- **Your objective**: Using the listing below, extract each line that has the word "μεγάλην" in it.

- **Data extract**:

— BEGIN —

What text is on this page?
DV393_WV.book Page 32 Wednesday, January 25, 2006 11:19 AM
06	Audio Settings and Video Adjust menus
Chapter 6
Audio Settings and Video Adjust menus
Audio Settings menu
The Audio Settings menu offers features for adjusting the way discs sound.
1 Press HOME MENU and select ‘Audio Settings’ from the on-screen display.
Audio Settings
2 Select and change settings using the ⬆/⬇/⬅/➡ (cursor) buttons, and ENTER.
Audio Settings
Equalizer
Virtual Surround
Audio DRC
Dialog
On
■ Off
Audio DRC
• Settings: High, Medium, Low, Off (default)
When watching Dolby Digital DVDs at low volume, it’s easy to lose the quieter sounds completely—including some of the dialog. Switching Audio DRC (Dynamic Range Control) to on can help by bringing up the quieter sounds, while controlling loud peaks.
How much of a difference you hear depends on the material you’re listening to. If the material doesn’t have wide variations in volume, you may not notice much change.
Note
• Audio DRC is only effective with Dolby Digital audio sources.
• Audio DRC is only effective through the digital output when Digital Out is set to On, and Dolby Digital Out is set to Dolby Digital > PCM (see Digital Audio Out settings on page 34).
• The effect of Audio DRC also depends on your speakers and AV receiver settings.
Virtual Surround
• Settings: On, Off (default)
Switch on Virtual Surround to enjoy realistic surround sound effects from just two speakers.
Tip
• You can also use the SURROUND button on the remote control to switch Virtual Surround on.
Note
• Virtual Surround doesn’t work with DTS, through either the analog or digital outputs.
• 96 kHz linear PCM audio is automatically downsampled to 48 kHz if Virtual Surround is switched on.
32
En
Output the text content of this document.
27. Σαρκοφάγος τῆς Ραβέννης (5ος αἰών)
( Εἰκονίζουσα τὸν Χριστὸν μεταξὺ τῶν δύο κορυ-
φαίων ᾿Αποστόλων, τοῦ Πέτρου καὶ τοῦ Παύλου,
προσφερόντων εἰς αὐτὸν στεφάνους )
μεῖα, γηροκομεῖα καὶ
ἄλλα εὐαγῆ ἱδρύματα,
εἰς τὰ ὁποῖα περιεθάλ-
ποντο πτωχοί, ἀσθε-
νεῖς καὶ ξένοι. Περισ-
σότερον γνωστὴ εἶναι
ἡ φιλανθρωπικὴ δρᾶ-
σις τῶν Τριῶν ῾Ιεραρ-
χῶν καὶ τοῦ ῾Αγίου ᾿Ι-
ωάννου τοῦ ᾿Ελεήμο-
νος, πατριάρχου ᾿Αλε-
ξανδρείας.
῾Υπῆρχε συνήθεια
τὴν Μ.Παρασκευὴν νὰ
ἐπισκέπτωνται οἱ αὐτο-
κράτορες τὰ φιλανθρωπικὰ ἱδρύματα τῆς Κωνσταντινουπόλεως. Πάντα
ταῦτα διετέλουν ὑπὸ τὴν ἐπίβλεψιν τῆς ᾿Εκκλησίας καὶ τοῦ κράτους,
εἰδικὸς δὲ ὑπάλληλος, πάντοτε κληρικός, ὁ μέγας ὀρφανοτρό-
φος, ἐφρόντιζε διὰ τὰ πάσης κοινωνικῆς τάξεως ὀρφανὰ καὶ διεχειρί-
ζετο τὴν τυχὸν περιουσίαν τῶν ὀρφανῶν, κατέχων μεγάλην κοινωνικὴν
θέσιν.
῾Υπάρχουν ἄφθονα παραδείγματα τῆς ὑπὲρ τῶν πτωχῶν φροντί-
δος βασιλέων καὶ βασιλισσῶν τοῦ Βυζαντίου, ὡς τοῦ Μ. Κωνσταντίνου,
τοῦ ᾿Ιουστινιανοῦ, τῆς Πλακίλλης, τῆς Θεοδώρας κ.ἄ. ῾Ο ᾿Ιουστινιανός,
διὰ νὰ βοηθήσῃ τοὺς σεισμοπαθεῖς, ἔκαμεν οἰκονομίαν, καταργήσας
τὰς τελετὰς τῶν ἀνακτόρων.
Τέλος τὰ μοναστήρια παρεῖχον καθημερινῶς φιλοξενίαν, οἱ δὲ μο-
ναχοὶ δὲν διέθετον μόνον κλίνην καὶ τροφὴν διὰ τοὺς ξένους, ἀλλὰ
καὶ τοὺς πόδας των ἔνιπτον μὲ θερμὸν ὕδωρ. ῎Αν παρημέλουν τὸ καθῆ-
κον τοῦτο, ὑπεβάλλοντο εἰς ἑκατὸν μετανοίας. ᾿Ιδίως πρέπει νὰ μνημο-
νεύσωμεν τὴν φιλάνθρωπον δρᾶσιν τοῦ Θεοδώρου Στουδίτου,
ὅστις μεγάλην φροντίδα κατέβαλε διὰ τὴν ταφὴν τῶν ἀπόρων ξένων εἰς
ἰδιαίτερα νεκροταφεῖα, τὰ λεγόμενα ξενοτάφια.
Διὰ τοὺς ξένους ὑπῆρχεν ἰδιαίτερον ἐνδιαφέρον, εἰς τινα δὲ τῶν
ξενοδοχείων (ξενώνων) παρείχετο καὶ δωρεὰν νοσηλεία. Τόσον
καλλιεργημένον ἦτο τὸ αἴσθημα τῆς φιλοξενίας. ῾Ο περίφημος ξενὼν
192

— END —
— BEGIN —

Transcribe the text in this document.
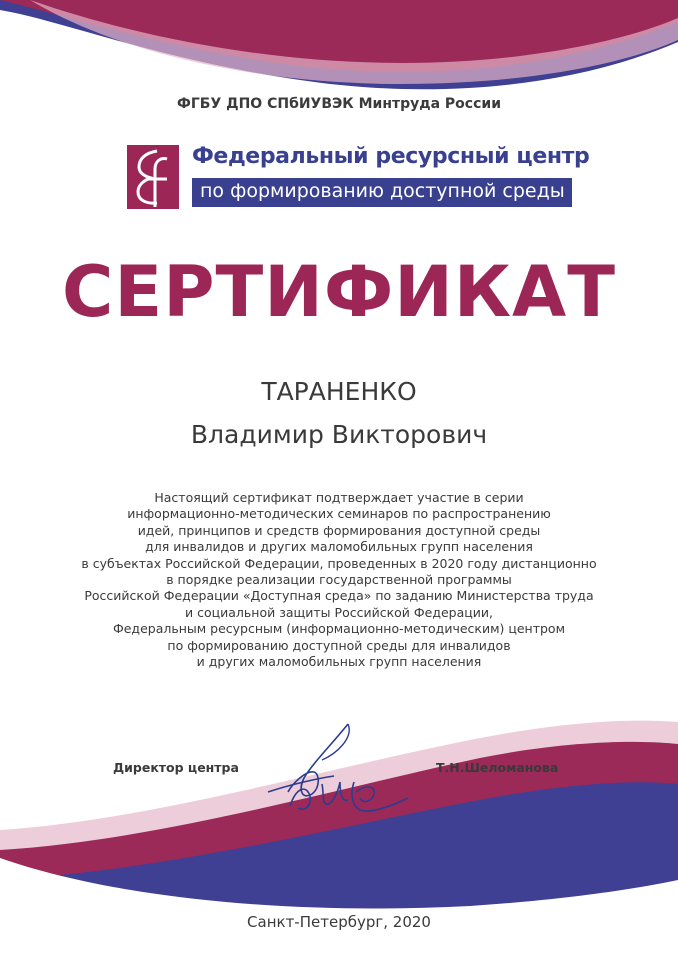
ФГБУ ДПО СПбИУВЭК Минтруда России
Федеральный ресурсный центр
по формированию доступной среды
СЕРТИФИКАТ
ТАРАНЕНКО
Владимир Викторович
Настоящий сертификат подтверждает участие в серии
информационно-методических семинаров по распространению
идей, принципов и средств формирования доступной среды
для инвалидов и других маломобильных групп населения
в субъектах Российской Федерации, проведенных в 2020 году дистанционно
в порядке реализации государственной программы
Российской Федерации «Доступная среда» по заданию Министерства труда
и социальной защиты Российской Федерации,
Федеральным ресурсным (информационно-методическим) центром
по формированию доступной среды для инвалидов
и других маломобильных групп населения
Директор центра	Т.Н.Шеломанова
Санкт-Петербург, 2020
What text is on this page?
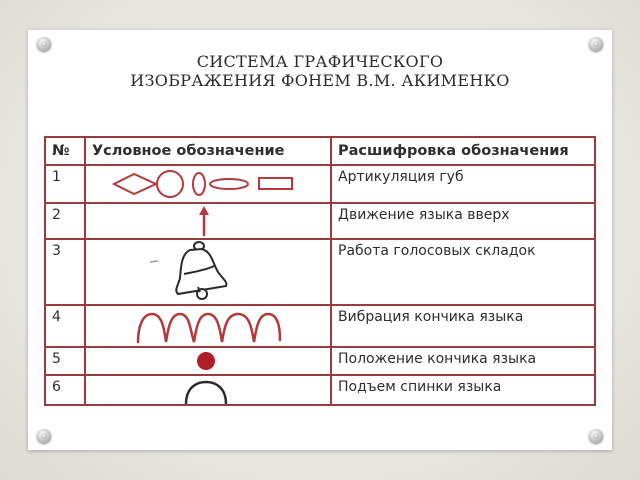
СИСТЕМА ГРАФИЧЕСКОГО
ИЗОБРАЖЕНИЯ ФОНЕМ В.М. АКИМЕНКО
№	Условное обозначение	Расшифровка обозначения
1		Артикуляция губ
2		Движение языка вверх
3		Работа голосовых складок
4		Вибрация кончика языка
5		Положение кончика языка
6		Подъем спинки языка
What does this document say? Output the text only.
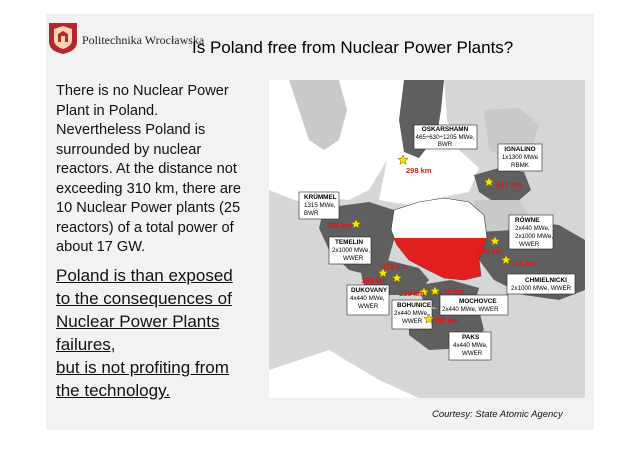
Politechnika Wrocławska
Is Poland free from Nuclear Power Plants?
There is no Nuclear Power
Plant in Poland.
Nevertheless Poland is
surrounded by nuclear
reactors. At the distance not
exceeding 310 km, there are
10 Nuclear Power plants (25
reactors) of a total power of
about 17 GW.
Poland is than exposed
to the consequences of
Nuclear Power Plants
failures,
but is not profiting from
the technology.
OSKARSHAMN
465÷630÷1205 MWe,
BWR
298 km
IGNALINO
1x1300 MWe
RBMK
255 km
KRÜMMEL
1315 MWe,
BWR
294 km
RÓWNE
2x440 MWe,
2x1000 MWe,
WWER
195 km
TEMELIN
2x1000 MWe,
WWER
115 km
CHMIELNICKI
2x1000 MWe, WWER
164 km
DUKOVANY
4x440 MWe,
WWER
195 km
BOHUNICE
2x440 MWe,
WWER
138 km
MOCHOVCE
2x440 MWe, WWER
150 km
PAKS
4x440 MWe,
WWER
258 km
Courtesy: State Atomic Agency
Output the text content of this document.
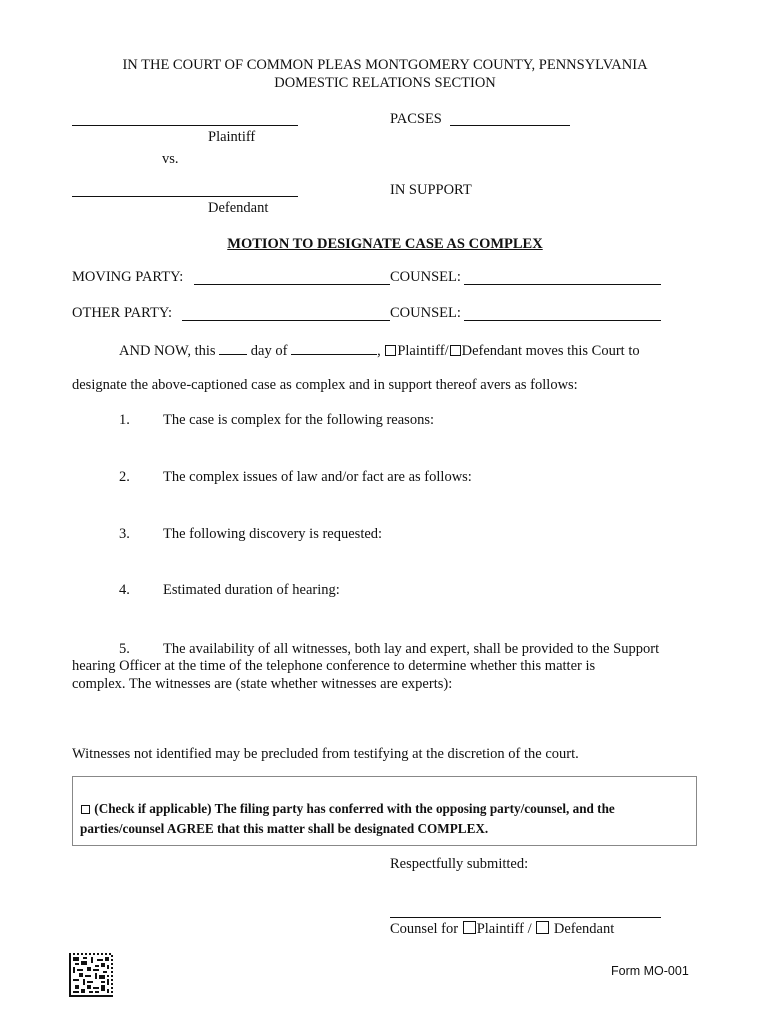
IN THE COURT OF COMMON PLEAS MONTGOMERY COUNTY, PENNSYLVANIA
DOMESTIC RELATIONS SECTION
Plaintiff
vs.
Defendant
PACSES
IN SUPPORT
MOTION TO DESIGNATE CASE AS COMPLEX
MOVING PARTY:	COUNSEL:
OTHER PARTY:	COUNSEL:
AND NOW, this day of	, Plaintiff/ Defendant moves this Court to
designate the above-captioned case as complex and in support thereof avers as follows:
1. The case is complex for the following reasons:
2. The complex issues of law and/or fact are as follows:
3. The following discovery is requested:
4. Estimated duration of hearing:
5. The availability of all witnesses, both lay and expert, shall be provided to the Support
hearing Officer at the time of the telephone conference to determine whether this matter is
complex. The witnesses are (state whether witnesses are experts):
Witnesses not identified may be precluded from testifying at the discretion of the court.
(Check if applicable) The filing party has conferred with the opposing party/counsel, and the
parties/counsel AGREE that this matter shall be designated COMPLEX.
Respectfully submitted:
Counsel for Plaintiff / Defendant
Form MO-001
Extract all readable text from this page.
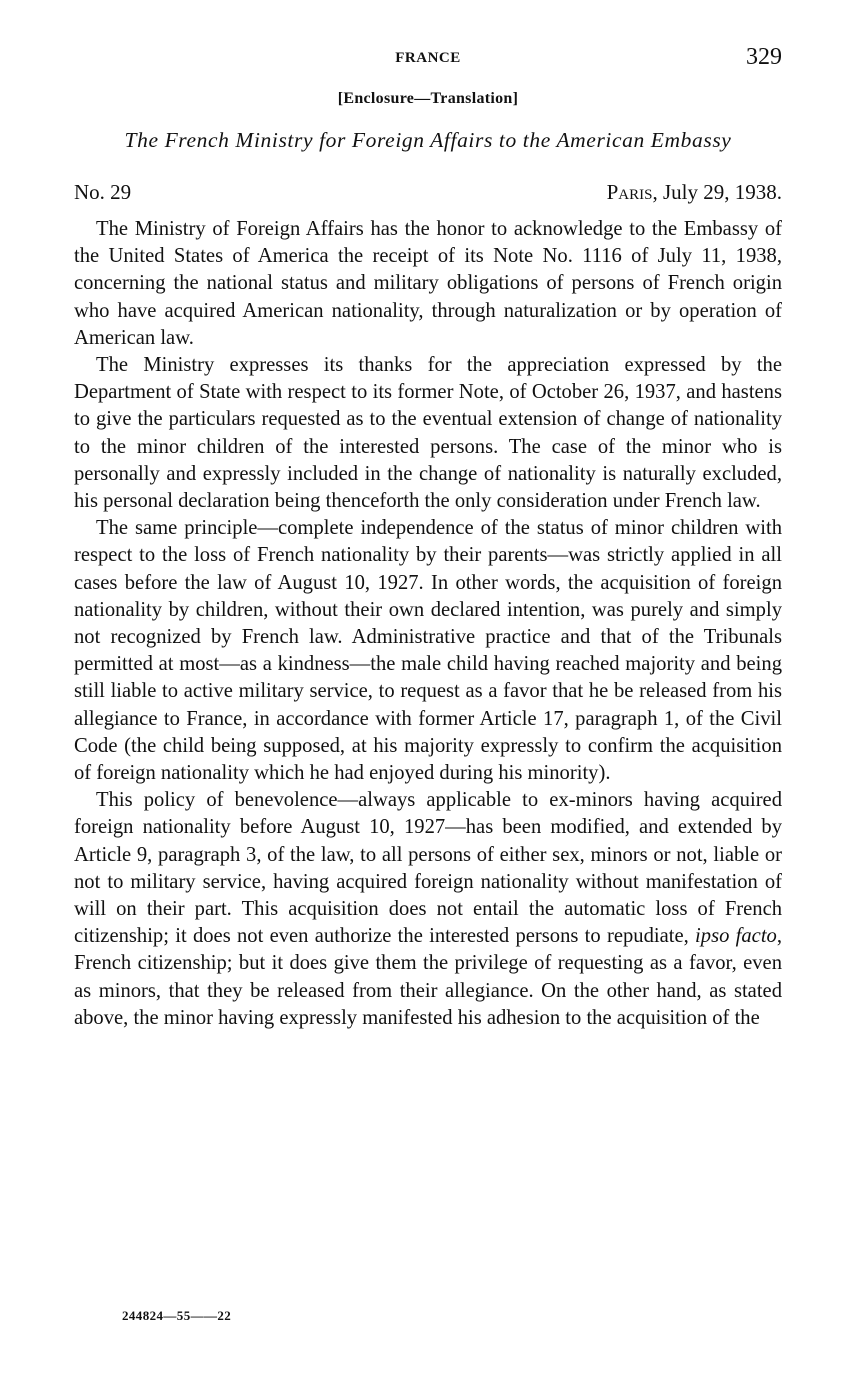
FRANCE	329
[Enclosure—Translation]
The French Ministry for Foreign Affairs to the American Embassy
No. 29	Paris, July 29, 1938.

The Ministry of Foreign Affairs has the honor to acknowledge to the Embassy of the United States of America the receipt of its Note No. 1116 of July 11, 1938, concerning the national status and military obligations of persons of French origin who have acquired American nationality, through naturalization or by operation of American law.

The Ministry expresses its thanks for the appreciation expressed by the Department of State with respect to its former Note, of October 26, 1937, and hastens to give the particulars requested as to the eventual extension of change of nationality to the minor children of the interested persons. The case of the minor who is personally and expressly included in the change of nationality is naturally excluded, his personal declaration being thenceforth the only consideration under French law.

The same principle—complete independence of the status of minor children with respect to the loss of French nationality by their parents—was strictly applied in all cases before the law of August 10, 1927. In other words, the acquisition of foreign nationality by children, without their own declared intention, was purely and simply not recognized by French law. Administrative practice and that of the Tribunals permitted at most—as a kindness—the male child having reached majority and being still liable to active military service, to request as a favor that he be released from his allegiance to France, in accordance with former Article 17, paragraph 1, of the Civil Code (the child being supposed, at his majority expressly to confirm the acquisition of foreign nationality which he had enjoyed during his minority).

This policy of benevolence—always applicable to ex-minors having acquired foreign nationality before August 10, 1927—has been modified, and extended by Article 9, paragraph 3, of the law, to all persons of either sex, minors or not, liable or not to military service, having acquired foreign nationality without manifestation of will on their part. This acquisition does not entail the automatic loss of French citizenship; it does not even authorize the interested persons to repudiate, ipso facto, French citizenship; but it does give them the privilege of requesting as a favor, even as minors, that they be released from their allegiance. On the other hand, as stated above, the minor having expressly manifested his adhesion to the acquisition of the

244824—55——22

— END —
— BEGIN —

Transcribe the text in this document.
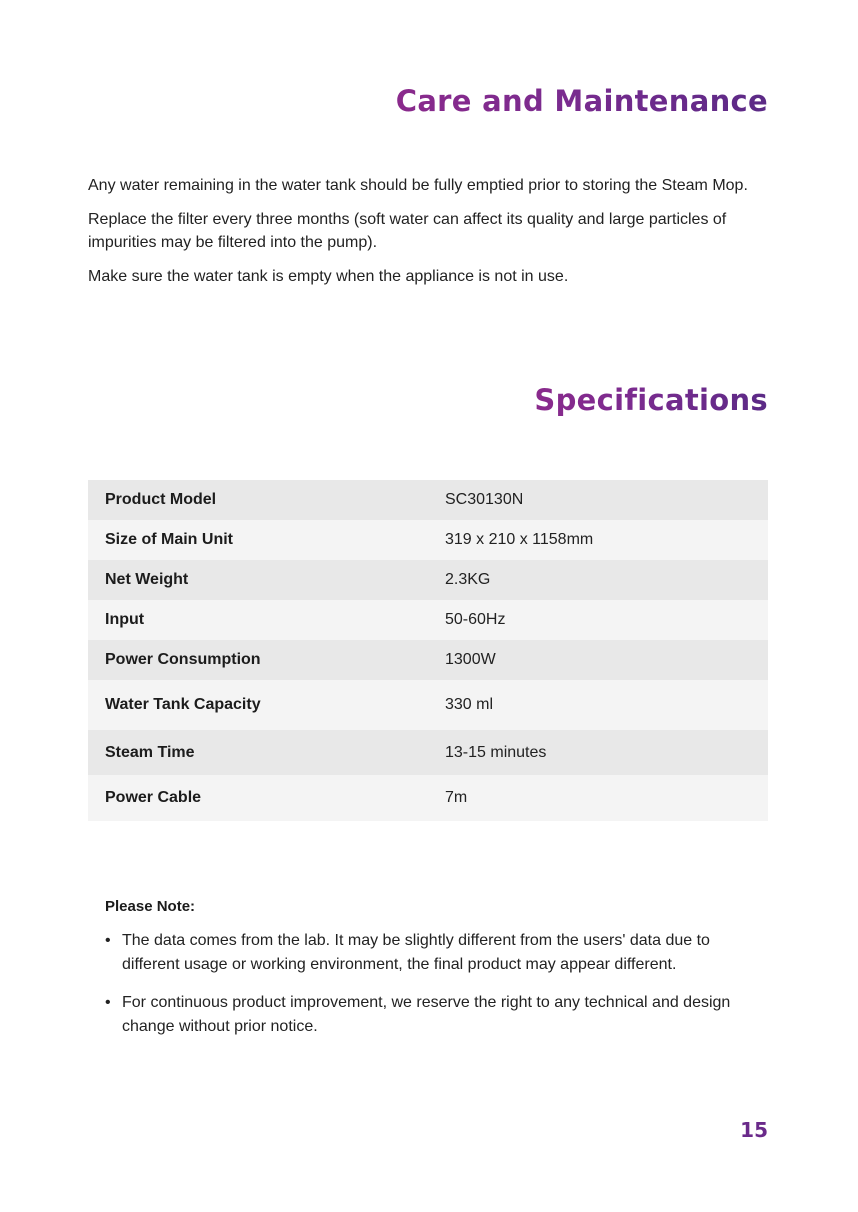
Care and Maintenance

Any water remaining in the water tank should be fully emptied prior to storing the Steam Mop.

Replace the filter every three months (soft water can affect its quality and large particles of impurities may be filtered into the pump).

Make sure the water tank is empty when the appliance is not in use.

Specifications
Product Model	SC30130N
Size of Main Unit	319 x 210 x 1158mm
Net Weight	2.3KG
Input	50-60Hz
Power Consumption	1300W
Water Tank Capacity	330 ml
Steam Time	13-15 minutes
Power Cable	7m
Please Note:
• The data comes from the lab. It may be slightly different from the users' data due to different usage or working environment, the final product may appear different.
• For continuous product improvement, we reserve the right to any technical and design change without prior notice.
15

— END —

- **Finished task**:
ζετο τὴν τυχὸν περιουσίαν τῶν ὀρφανῶν, κατέχων μεγάλην κοινωνικὴν
ὅστις μεγάλην φροντίδα κατέβαλε διὰ τὴν ταφὴν τῶν ἀπόρων ξένων εἰς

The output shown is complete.